-- Task brief --
Reproduce the lines of the material exactly, excluding every image.

(Dataset items)
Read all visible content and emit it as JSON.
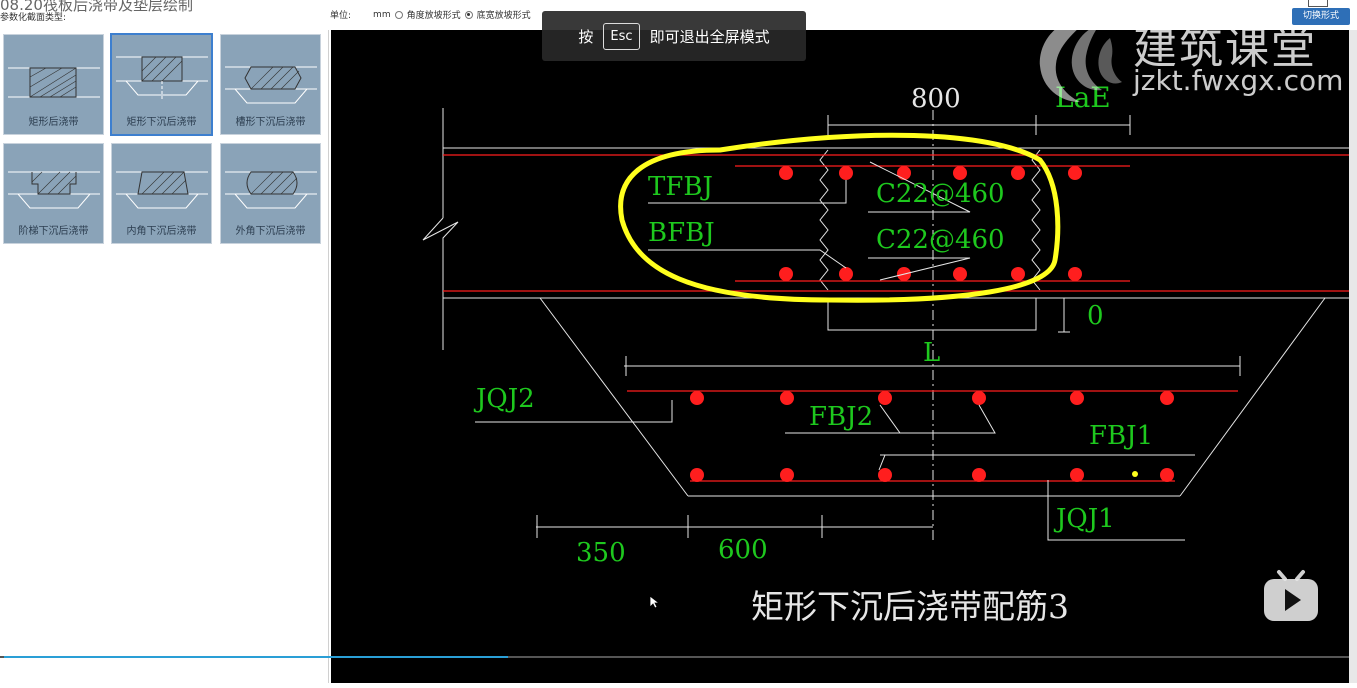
{
  "window": {
    "title": "08.20筏板后浇带及垫层绘制",
    "param_type_label": "参数化截面类型:",
    "top_right_button": "切换形式"
  },
  "section_types": [
    {
      "label": "矩形后浇带",
      "selected": false
    },
    {
      "label": "矩形下沉后浇带",
      "selected": true
    },
    {
      "label": "槽形下沉后浇带",
      "selected": false
    },
    {
      "label": "阶梯下沉后浇带",
      "selected": false
    },
    {
      "label": "内角下沉后浇带",
      "selected": false
    },
    {
      "label": "外角下沉后浇带",
      "selected": false
    }
  ],
  "unit_bar": {
    "unit_label": "单位:",
    "unit_value": "mm",
    "option_1": "角度放坡形式",
    "option_2": "底宽放坡形式",
    "selected_option": 2
  },
  "fullscreen_toast": {
    "prefix": "按",
    "key": "Esc",
    "suffix": "即可退出全屏模式"
  },
  "watermark": {
    "name": "建筑课堂",
    "url": "jzkt.fwxgx.com"
  },
  "drawing": {
    "dim_top": "800",
    "dim_lae": "LaE",
    "tfbj": "TFBJ",
    "bfbj": "BFBJ",
    "rebar_top": "C22@460",
    "rebar_bottom": "C22@460",
    "dim_zero": "0",
    "dim_l": "L",
    "jqj2": "JQJ2",
    "fbj2": "FBJ2",
    "fbj1": "FBJ1",
    "jqj1": "JQJ1",
    "dim_350": "350",
    "dim_600": "600",
    "caption": "矩形下沉后浇带配筋3"
  },
  "colors": {
    "cad_green": "#1ec81e",
    "cad_red": "#ff1e1e",
    "cad_white": "#e6e6e6",
    "highlight_yellow": "#ffff1e",
    "panel_blue": "#8aa3b8",
    "progress_blue": "#2a9fd6"
  },
  "player": {
    "progress": 0.375,
    "play_icon": "bilibili-tv-play-icon"
  }
}
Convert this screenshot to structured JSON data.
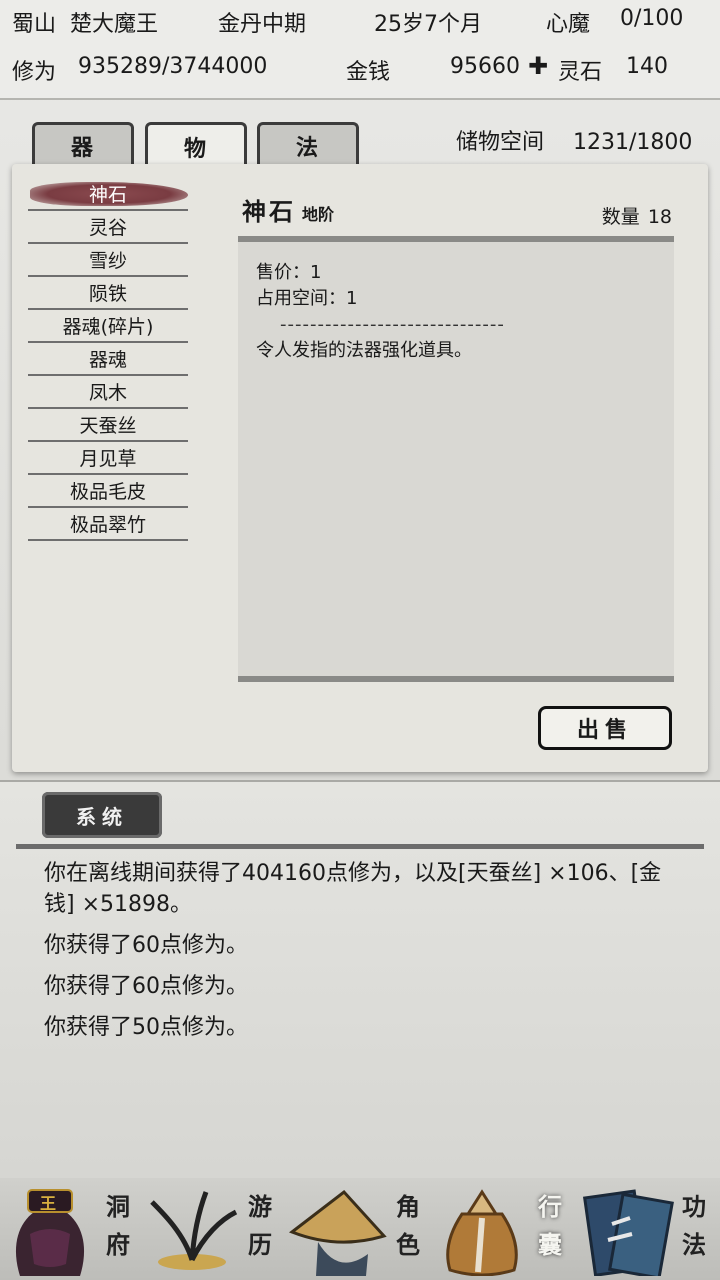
{
  "header": {
    "location": "蜀山",
    "player_name": "楚大魔王",
    "realm": "金丹中期",
    "age": "25岁7个月",
    "heart_demon_label": "心魔",
    "heart_demon_value": "0/100",
    "cultivation_label": "修为",
    "cultivation_value": "935289/3744000",
    "money_label": "金钱",
    "money_value": "95660",
    "spirit_stone_label": "灵石",
    "spirit_stone_value": "140"
  },
  "tabs": [
    {
      "label": "器"
    },
    {
      "label": "物"
    },
    {
      "label": "法"
    }
  ],
  "storage": {
    "label": "储物空间",
    "value": "1231/1800"
  },
  "items": [
    {
      "label": "神石"
    },
    {
      "label": "灵谷"
    },
    {
      "label": "雪纱"
    },
    {
      "label": "陨铁"
    },
    {
      "label": "器魂(碎片)"
    },
    {
      "label": "器魂"
    },
    {
      "label": "凤木"
    },
    {
      "label": "天蚕丝"
    },
    {
      "label": "月见草"
    },
    {
      "label": "极品毛皮"
    },
    {
      "label": "极品翠竹"
    }
  ],
  "detail": {
    "name": "神石",
    "grade": "地阶",
    "quantity_label": "数量",
    "quantity_value": "18",
    "price_line": "售价：1",
    "space_line": "占用空间：1",
    "separator": "------------------------------",
    "description": "令人发指的法器强化道具。"
  },
  "sell_label": "出售",
  "log": {
    "tab_label": "系统",
    "lines": [
      "你在离线期间获得了404160点修为，以及[天蚕丝] ×106、[金钱] ×51898。",
      "你获得了60点修为。",
      "你获得了60点修为。",
      "你获得了50点修为。"
    ]
  },
  "nav": [
    {
      "label_top": "洞",
      "label_bottom": "府"
    },
    {
      "label_top": "游",
      "label_bottom": "历"
    },
    {
      "label_top": "角",
      "label_bottom": "色"
    },
    {
      "label_top": "行",
      "label_bottom": "囊"
    },
    {
      "label_top": "功",
      "label_bottom": "法"
    }
  ],
  "nav_icon_badge": "王",
  "colors": {
    "selected_highlight": "#7a3c42",
    "panel_bg": "#e6e5df"
  }
}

-- Result of the task --
Read all visible content and emit it as JSON.
{
  "window": {
    "title": "08.20筏板后浇带及垫层绘制",
    "param_type_label": "参数化截面类型:",
    "top_right_button": "切换形式"
  },
  "section_types": [
    {
      "label": "矩形后浇带",
      "selected": false
    },
    {
      "label": "矩形下沉后浇带",
      "selected": true
    },
    {
      "label": "槽形下沉后浇带",
      "selected": false
    },
    {
      "label": "阶梯下沉后浇带",
      "selected": false
    },
    {
      "label": "内角下沉后浇带",
      "selected": false
    },
    {
      "label": "外角下沉后浇带",
      "selected": false
    }
  ],
  "unit_bar": {
    "unit_label": "单位:",
    "unit_value": "mm",
    "option_1": "角度放坡形式",
    "option_2": "底宽放坡形式",
    "selected_option": 2
  },
  "fullscreen_toast": {
    "prefix": "按",
    "key": "Esc",
    "suffix": "即可退出全屏模式"
  },
  "watermark": {
    "name": "建筑课堂",
    "url": "jzkt.fwxgx.com"
  },
  "drawing": {
    "dim_top": "800",
    "dim_lae": "LaE",
    "tfbj": "TFBJ",
    "bfbj": "BFBJ",
    "rebar_top": "C22@460",
    "rebar_bottom": "C22@460",
    "dim_zero": "0",
    "dim_l": "L",
    "jqj2": "JQJ2",
    "fbj2": "FBJ2",
    "fbj1": "FBJ1",
    "jqj1": "JQJ1",
    "dim_350": "350",
    "dim_600": "600",
    "caption": "矩形下沉后浇带配筋3"
  },
  "colors": {
    "cad_green": "#1ec81e",
    "cad_red": "#ff1e1e",
    "cad_white": "#e6e6e6",
    "highlight_yellow": "#ffff1e",
    "panel_blue": "#8aa3b8",
    "progress_blue": "#2a9fd6"
  },
  "player": {
    "progress": 0.375,
    "play_icon": "bilibili-tv-play-icon"
  }
}
Convert this screenshot to structured JSON data.
{
  "header": {
    "location": "蜀山",
    "player_name": "楚大魔王",
    "realm": "金丹中期",
    "age": "25岁7个月",
    "heart_demon_label": "心魔",
    "heart_demon_value": "0/100",
    "cultivation_label": "修为",
    "cultivation_value": "935289/3744000",
    "money_label": "金钱",
    "money_value": "95660",
    "spirit_stone_label": "灵石",
    "spirit_stone_value": "140"
  },
  "tabs": [
    {
      "label": "器"
    },
    {
      "label": "物"
    },
    {
      "label": "法"
    }
  ],
  "storage": {
    "label": "储物空间",
    "value": "1231/1800"
  },
  "items": [
    {
      "label": "神石"
    },
    {
      "label": "灵谷"
    },
    {
      "label": "雪纱"
    },
    {
      "label": "陨铁"
    },
    {
      "label": "器魂(碎片)"
    },
    {
      "label": "器魂"
    },
    {
      "label": "凤木"
    },
    {
      "label": "天蚕丝"
    },
    {
      "label": "月见草"
    },
    {
      "label": "极品毛皮"
    },
    {
      "label": "极品翠竹"
    }
  ],
  "detail": {
    "name": "神石",
    "grade": "地阶",
    "quantity_label": "数量",
    "quantity_value": "18",
    "price_line": "售价：1",
    "space_line": "占用空间：1",
    "separator": "------------------------------",
    "description": "令人发指的法器强化道具。"
  },
  "sell_label": "出售",
  "log": {
    "tab_label": "系统",
    "lines": [
      "你在离线期间获得了404160点修为，以及[天蚕丝] ×106、[金钱] ×51898。",
      "你获得了60点修为。",
      "你获得了60点修为。",
      "你获得了50点修为。"
    ]
  },
  "nav": [
    {
      "label_top": "洞",
      "label_bottom": "府"
    },
    {
      "label_top": "游",
      "label_bottom": "历"
    },
    {
      "label_top": "角",
      "label_bottom": "色"
    },
    {
      "label_top": "行",
      "label_bottom": "囊"
    },
    {
      "label_top": "功",
      "label_bottom": "法"
    }
  ],
  "nav_icon_badge": "王",
  "colors": {
    "selected_highlight": "#7a3c42",
    "panel_bg": "#e6e5df"
  }
}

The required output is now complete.